- [What you should do]:
Your task is to quote the material that follows, in full and exactly.

- [Data provided]:
┄┄┄┄┄┄┄┄┄┄

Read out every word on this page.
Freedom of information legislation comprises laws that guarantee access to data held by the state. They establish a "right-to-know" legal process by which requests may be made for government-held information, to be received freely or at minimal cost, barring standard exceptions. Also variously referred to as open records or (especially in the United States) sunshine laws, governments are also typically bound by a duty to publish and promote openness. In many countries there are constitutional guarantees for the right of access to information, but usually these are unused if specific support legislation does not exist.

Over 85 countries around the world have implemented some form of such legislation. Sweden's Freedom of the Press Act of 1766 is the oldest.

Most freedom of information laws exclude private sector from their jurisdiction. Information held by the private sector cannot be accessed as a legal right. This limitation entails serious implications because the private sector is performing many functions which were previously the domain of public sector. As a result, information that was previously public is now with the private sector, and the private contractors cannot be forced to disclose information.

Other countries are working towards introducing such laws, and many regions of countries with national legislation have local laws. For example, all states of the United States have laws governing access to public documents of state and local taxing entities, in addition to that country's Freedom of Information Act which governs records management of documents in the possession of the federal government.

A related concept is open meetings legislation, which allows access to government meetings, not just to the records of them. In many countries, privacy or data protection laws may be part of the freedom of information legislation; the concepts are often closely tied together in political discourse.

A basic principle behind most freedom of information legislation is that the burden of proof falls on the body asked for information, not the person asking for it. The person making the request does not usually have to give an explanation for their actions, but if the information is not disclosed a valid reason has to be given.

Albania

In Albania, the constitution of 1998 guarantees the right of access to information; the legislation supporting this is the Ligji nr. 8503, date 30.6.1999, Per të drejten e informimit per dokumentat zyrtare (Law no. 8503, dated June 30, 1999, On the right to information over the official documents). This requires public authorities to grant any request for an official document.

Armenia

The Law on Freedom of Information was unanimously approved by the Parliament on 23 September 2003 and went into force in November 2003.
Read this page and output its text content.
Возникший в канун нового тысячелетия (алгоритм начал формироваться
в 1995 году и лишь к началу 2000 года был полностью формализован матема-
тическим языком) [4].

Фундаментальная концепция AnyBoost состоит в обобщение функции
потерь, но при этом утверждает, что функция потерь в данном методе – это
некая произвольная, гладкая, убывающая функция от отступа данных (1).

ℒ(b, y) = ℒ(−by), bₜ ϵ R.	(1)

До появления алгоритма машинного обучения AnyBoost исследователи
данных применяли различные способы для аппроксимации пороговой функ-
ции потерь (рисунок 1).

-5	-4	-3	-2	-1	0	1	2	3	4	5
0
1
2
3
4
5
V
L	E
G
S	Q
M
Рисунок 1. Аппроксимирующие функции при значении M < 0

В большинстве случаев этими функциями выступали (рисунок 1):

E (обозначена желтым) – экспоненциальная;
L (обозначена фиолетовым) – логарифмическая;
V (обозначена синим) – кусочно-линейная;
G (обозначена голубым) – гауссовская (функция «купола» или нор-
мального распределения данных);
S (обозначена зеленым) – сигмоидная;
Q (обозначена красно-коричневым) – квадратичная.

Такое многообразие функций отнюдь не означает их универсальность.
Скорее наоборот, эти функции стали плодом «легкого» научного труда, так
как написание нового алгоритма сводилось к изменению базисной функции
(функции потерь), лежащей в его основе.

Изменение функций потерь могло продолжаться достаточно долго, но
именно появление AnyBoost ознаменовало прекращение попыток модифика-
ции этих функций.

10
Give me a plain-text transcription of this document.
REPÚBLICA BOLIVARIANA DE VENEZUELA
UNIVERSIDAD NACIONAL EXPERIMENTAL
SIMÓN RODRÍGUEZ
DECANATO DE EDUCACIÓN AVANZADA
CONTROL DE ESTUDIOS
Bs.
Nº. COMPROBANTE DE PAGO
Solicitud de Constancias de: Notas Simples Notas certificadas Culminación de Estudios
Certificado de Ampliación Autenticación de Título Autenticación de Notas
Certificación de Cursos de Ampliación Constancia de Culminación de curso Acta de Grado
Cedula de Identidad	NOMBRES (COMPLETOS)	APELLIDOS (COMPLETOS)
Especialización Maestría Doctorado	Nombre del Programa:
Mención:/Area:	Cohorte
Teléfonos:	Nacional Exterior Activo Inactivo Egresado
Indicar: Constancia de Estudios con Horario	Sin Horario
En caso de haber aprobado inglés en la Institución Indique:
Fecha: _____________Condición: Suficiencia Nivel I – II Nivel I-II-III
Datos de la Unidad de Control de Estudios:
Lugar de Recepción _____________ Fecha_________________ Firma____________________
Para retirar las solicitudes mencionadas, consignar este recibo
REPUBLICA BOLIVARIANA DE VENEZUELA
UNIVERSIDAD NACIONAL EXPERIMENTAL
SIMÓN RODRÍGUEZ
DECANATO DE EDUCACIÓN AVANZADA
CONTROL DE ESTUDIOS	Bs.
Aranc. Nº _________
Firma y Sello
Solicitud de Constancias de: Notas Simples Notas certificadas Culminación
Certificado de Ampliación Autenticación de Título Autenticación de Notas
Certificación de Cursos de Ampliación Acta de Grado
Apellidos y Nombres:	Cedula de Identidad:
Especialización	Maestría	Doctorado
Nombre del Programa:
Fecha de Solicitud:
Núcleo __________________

┄┄┄┄┄┄┄┄┄┄

- [Result of this task]:
Read out every word on this page.
Freedom of information legislation comprises laws that guarantee access to data held by the state. They establish a "right-to-know" legal process by which requests may be made for government-held information, to be received freely or at minimal cost, barring standard exceptions. Also variously referred to as open records or (especially in the United States) sunshine laws, governments are also typically bound by a duty to publish and promote openness. In many countries there are constitutional guarantees for the right of access to information, but usually these are unused if specific support legislation does not exist.

Over 85 countries around the world have implemented some form of such legislation. Sweden's Freedom of the Press Act of 1766 is the oldest.

Most freedom of information laws exclude private sector from their jurisdiction. Information held by the private sector cannot be accessed as a legal right. This limitation entails serious implications because the private sector is performing many functions which were previously the domain of public sector. As a result, information that was previously public is now with the private sector, and the private contractors cannot be forced to disclose information.

Other countries are working towards introducing such laws, and many regions of countries with national legislation have local laws. For example, all states of the United States have laws governing access to public documents of state and local taxing entities, in addition to that country's Freedom of Information Act which governs records management of documents in the possession of the federal government.

A related concept is open meetings legislation, which allows access to government meetings, not just to the records of them. In many countries, privacy or data protection laws may be part of the freedom of information legislation; the concepts are often closely tied together in political discourse.

A basic principle behind most freedom of information legislation is that the burden of proof falls on the body asked for information, not the person asking for it. The person making the request does not usually have to give an explanation for their actions, but if the information is not disclosed a valid reason has to be given.

Albania

In Albania, the constitution of 1998 guarantees the right of access to information; the legislation supporting this is the Ligji nr. 8503, date 30.6.1999, Per të drejten e informimit per dokumentat zyrtare (Law no. 8503, dated June 30, 1999, On the right to information over the official documents). This requires public authorities to grant any request for an official document.

Armenia

The Law on Freedom of Information was unanimously approved by the Parliament on 23 September 2003 and went into force in November 2003.
Read this page and output its text content.
Возникший в канун нового тысячелетия (алгоритм начал формироваться
в 1995 году и лишь к началу 2000 года был полностью формализован матема-
тическим языком) [4].

Фундаментальная концепция AnyBoost состоит в обобщение функции
потерь, но при этом утверждает, что функция потерь в данном методе – это
некая произвольная, гладкая, убывающая функция от отступа данных (1).

ℒ(b, y) = ℒ(−by), bₜ ϵ R.	(1)

До появления алгоритма машинного обучения AnyBoost исследователи
данных применяли различные способы для аппроксимации пороговой функ-
ции потерь (рисунок 1).

-5	-4	-3	-2	-1	0	1	2	3	4	5
0
1
2
3
4
5
V
L	E
G
S	Q
M
Рисунок 1. Аппроксимирующие функции при значении M < 0

В большинстве случаев этими функциями выступали (рисунок 1):

E (обозначена желтым) – экспоненциальная;
L (обозначена фиолетовым) – логарифмическая;
V (обозначена синим) – кусочно-линейная;
G (обозначена голубым) – гауссовская (функция «купола» или нор-
мального распределения данных);
S (обозначена зеленым) – сигмоидная;
Q (обозначена красно-коричневым) – квадратичная.

Такое многообразие функций отнюдь не означает их универсальность.
Скорее наоборот, эти функции стали плодом «легкого» научного труда, так
как написание нового алгоритма сводилось к изменению базисной функции
(функции потерь), лежащей в его основе.

Изменение функций потерь могло продолжаться достаточно долго, но
именно появление AnyBoost ознаменовало прекращение попыток модифика-
ции этих функций.

10
Give me a plain-text transcription of this document.
REPÚBLICA BOLIVARIANA DE VENEZUELA
UNIVERSIDAD NACIONAL EXPERIMENTAL
SIMÓN RODRÍGUEZ
DECANATO DE EDUCACIÓN AVANZADA
CONTROL DE ESTUDIOS
Bs.
Nº. COMPROBANTE DE PAGO
Solicitud de Constancias de: Notas Simples Notas certificadas Culminación de Estudios
Certificado de Ampliación Autenticación de Título Autenticación de Notas
Certificación de Cursos de Ampliación Constancia de Culminación de curso Acta de Grado
Cedula de Identidad	NOMBRES (COMPLETOS)	APELLIDOS (COMPLETOS)
Especialización Maestría Doctorado	Nombre del Programa:
Mención:/Area:	Cohorte
Teléfonos:	Nacional Exterior Activo Inactivo Egresado
Indicar: Constancia de Estudios con Horario	Sin Horario
En caso de haber aprobado inglés en la Institución Indique:
Fecha: _____________Condición: Suficiencia Nivel I – II Nivel I-II-III
Datos de la Unidad de Control de Estudios:
Lugar de Recepción _____________ Fecha_________________ Firma____________________
Para retirar las solicitudes mencionadas, consignar este recibo
REPUBLICA BOLIVARIANA DE VENEZUELA
UNIVERSIDAD NACIONAL EXPERIMENTAL
SIMÓN RODRÍGUEZ
DECANATO DE EDUCACIÓN AVANZADA
CONTROL DE ESTUDIOS	Bs.
Aranc. Nº _________
Firma y Sello
Solicitud de Constancias de: Notas Simples Notas certificadas Culminación
Certificado de Ampliación Autenticación de Título Autenticación de Notas
Certificación de Cursos de Ampliación Acta de Grado
Apellidos y Nombres:	Cedula de Identidad:
Especialización	Maestría	Doctorado
Nombre del Programa:
Fecha de Solicitud:
Núcleo __________________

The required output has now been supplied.